Dataset items
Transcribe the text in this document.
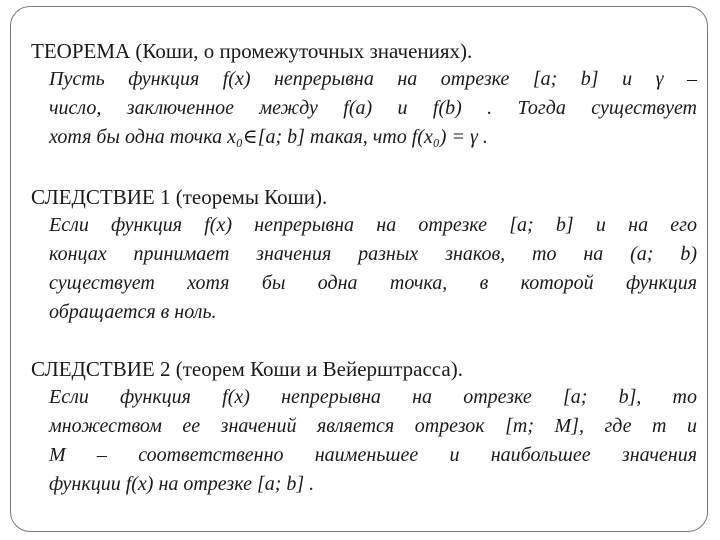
ТЕОРЕМА (Коши, о промежуточных значениях).
Пусть функция f(x) непрерывна на отрезке [a; b] и γ –
число, заключенное между f(a) и f(b) . Тогда существует
хотя бы одна точка x₀∈[a; b] такая, что f(x₀) = γ .
СЛЕДСТВИЕ 1 (теоремы Коши).
Если функция f(x) непрерывна на отрезке [a; b] и на его
концах принимает значения разных знаков, то на (a; b)
существует хотя бы одна точка, в которой функция
обращается в ноль.
СЛЕДСТВИЕ 2 (теорем Коши и Вейерштрасса).
Если функция f(x) непрерывна на отрезке [a; b], то
множеством ее значений является отрезок [m; M], где m и
M – соответственно наименьшее и наибольшее значения
функции f(x) на отрезке [a; b] .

_EXERCISE DIRECTIONS:_ Report back each line of the entries that holds the string "Если".

_SOLUTION TO THE PROBLEM:_
Если функция f(x) непрерывна на отрезке [a; b] и на его
Если функция f(x) непрерывна на отрезке [a; b], то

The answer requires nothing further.